• [Dataset records]:
....................
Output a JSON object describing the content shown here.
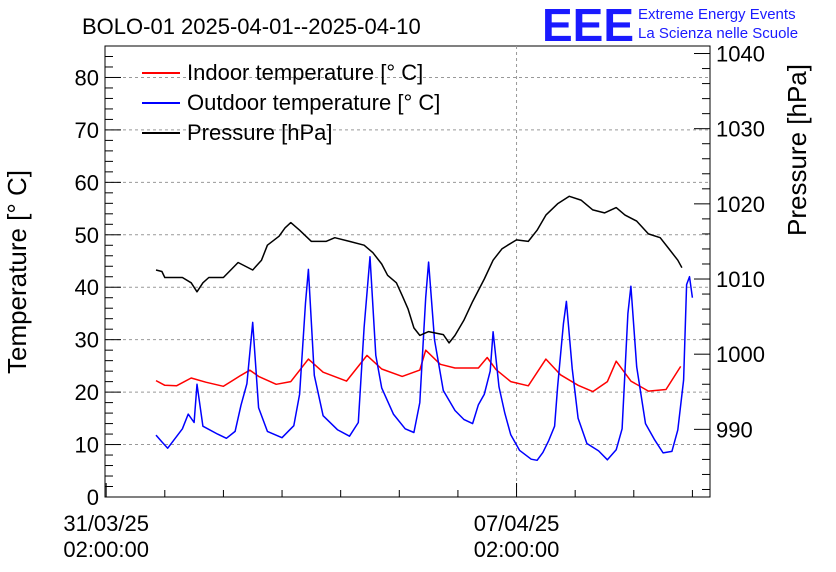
{
  "chart_data": {
    "type": "line",
    "title": "BOLO-01 2025-04-01--2025-04-10",
    "ylabel": "Temperature [° C]",
    "y2label": "Pressure [hPa]",
    "xlabel": "",
    "ylim": [
      0,
      86
    ],
    "y2lim": [
      981,
      1041
    ],
    "x_ticks": [
      {
        "line1": "31/03/25",
        "line2": "02:00:00",
        "day": 0
      },
      {
        "line1": "07/04/25",
        "line2": "02:00:00",
        "day": 7
      }
    ],
    "y_ticks": [
      0,
      10,
      20,
      30,
      40,
      50,
      60,
      70,
      80
    ],
    "y2_ticks": [
      990,
      1000,
      1010,
      1020,
      1030,
      1040
    ],
    "xlim_days": [
      -0.02,
      10.3
    ],
    "grid": true,
    "legend_position": "top-left",
    "series": [
      {
        "name": "Indoor temperature [° C]",
        "axis": "left",
        "color": "#ff0000",
        "points": [
          [
            0.85,
            22.2
          ],
          [
            1.0,
            21.3
          ],
          [
            1.2,
            21.2
          ],
          [
            1.45,
            22.7
          ],
          [
            1.7,
            21.9
          ],
          [
            2.0,
            21.1
          ],
          [
            2.3,
            23.2
          ],
          [
            2.45,
            24.2
          ],
          [
            2.6,
            23.0
          ],
          [
            2.9,
            21.5
          ],
          [
            3.15,
            22.0
          ],
          [
            3.45,
            26.3
          ],
          [
            3.7,
            23.8
          ],
          [
            4.1,
            22.1
          ],
          [
            4.45,
            27.0
          ],
          [
            4.7,
            24.4
          ],
          [
            5.05,
            23.0
          ],
          [
            5.35,
            24.2
          ],
          [
            5.45,
            28.0
          ],
          [
            5.7,
            25.3
          ],
          [
            5.95,
            24.6
          ],
          [
            6.35,
            24.6
          ],
          [
            6.5,
            26.6
          ],
          [
            6.65,
            24.3
          ],
          [
            6.9,
            22.0
          ],
          [
            7.2,
            21.2
          ],
          [
            7.5,
            26.3
          ],
          [
            7.75,
            23.3
          ],
          [
            8.05,
            21.3
          ],
          [
            8.3,
            20.1
          ],
          [
            8.55,
            22.0
          ],
          [
            8.7,
            25.9
          ],
          [
            8.95,
            22.1
          ],
          [
            9.25,
            20.2
          ],
          [
            9.55,
            20.5
          ],
          [
            9.8,
            24.9
          ]
        ]
      },
      {
        "name": "Outdoor temperature [° C]",
        "axis": "left",
        "color": "#0000ff",
        "points": [
          [
            0.85,
            11.8
          ],
          [
            0.95,
            10.5
          ],
          [
            1.05,
            9.3
          ],
          [
            1.15,
            10.8
          ],
          [
            1.3,
            13.0
          ],
          [
            1.4,
            15.8
          ],
          [
            1.5,
            14.2
          ],
          [
            1.55,
            21.5
          ],
          [
            1.65,
            13.5
          ],
          [
            1.9,
            12.0
          ],
          [
            2.05,
            11.2
          ],
          [
            2.2,
            12.5
          ],
          [
            2.3,
            17.5
          ],
          [
            2.4,
            21.6
          ],
          [
            2.5,
            33.3
          ],
          [
            2.6,
            17.0
          ],
          [
            2.75,
            12.5
          ],
          [
            3.0,
            11.3
          ],
          [
            3.2,
            13.6
          ],
          [
            3.3,
            19.6
          ],
          [
            3.4,
            37.0
          ],
          [
            3.45,
            43.4
          ],
          [
            3.55,
            23.2
          ],
          [
            3.7,
            15.5
          ],
          [
            3.95,
            12.8
          ],
          [
            4.15,
            11.6
          ],
          [
            4.3,
            14.2
          ],
          [
            4.4,
            32.3
          ],
          [
            4.5,
            45.8
          ],
          [
            4.6,
            27.0
          ],
          [
            4.7,
            20.8
          ],
          [
            4.9,
            15.8
          ],
          [
            5.1,
            13.0
          ],
          [
            5.25,
            12.3
          ],
          [
            5.35,
            18.0
          ],
          [
            5.45,
            38.0
          ],
          [
            5.5,
            44.8
          ],
          [
            5.6,
            30.0
          ],
          [
            5.75,
            20.3
          ],
          [
            5.95,
            16.5
          ],
          [
            6.1,
            14.8
          ],
          [
            6.25,
            14.0
          ],
          [
            6.35,
            17.6
          ],
          [
            6.45,
            19.6
          ],
          [
            6.55,
            24.0
          ],
          [
            6.6,
            31.5
          ],
          [
            6.7,
            21.0
          ],
          [
            6.8,
            16.0
          ],
          [
            6.9,
            11.9
          ],
          [
            7.05,
            8.9
          ],
          [
            7.25,
            7.2
          ],
          [
            7.35,
            7.0
          ],
          [
            7.45,
            8.5
          ],
          [
            7.55,
            10.8
          ],
          [
            7.65,
            13.5
          ],
          [
            7.7,
            21.0
          ],
          [
            7.8,
            33.0
          ],
          [
            7.85,
            37.3
          ],
          [
            7.95,
            24.5
          ],
          [
            8.05,
            15.0
          ],
          [
            8.2,
            10.2
          ],
          [
            8.4,
            8.8
          ],
          [
            8.55,
            7.1
          ],
          [
            8.7,
            9.0
          ],
          [
            8.8,
            13.0
          ],
          [
            8.9,
            35.0
          ],
          [
            8.95,
            40.2
          ],
          [
            9.05,
            24.8
          ],
          [
            9.2,
            14.0
          ],
          [
            9.35,
            11.0
          ],
          [
            9.5,
            8.4
          ],
          [
            9.65,
            8.7
          ],
          [
            9.75,
            12.8
          ],
          [
            9.85,
            22.3
          ],
          [
            9.9,
            40.5
          ],
          [
            9.95,
            42.0
          ],
          [
            10.0,
            38.0
          ]
        ]
      },
      {
        "name": "Pressure [hPa]",
        "axis": "right",
        "color": "#000000",
        "points": [
          [
            0.85,
            1011.2
          ],
          [
            0.95,
            1011.0
          ],
          [
            1.0,
            1010.2
          ],
          [
            1.3,
            1010.2
          ],
          [
            1.45,
            1009.5
          ],
          [
            1.55,
            1008.3
          ],
          [
            1.65,
            1009.5
          ],
          [
            1.75,
            1010.2
          ],
          [
            2.0,
            1010.2
          ],
          [
            2.1,
            1011.0
          ],
          [
            2.25,
            1012.2
          ],
          [
            2.5,
            1011.2
          ],
          [
            2.65,
            1012.5
          ],
          [
            2.75,
            1014.5
          ],
          [
            2.95,
            1015.7
          ],
          [
            3.05,
            1016.8
          ],
          [
            3.15,
            1017.5
          ],
          [
            3.3,
            1016.5
          ],
          [
            3.5,
            1015.0
          ],
          [
            3.75,
            1015.0
          ],
          [
            3.9,
            1015.5
          ],
          [
            4.15,
            1015.0
          ],
          [
            4.4,
            1014.5
          ],
          [
            4.55,
            1013.5
          ],
          [
            4.7,
            1012.0
          ],
          [
            4.8,
            1010.5
          ],
          [
            4.95,
            1009.5
          ],
          [
            5.05,
            1007.8
          ],
          [
            5.15,
            1006.0
          ],
          [
            5.25,
            1003.5
          ],
          [
            5.35,
            1002.5
          ],
          [
            5.5,
            1003.0
          ],
          [
            5.75,
            1002.6
          ],
          [
            5.85,
            1001.5
          ],
          [
            5.95,
            1002.5
          ],
          [
            6.1,
            1004.5
          ],
          [
            6.25,
            1007.0
          ],
          [
            6.45,
            1010.0
          ],
          [
            6.6,
            1012.5
          ],
          [
            6.75,
            1014.0
          ],
          [
            6.85,
            1014.5
          ],
          [
            7.0,
            1015.2
          ],
          [
            7.2,
            1015.0
          ],
          [
            7.35,
            1016.5
          ],
          [
            7.5,
            1018.5
          ],
          [
            7.7,
            1020.0
          ],
          [
            7.9,
            1021.0
          ],
          [
            8.1,
            1020.5
          ],
          [
            8.3,
            1019.2
          ],
          [
            8.5,
            1018.8
          ],
          [
            8.7,
            1019.5
          ],
          [
            8.85,
            1018.5
          ],
          [
            9.05,
            1017.7
          ],
          [
            9.25,
            1016.0
          ],
          [
            9.45,
            1015.5
          ],
          [
            9.6,
            1014.0
          ],
          [
            9.75,
            1012.5
          ],
          [
            9.82,
            1011.5
          ]
        ]
      }
    ]
  },
  "logo": {
    "letters": "EEE",
    "line1": "Extreme Energy Events",
    "line2": "La Scienza nelle Scuole"
  }
}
....................
• [Direction]: Check every line of the data, and copy the ones that contain "Pressure".

• [Result of this task]:
    "y2label": "Pressure [hPa]",
        "name": "Pressure [hPa]",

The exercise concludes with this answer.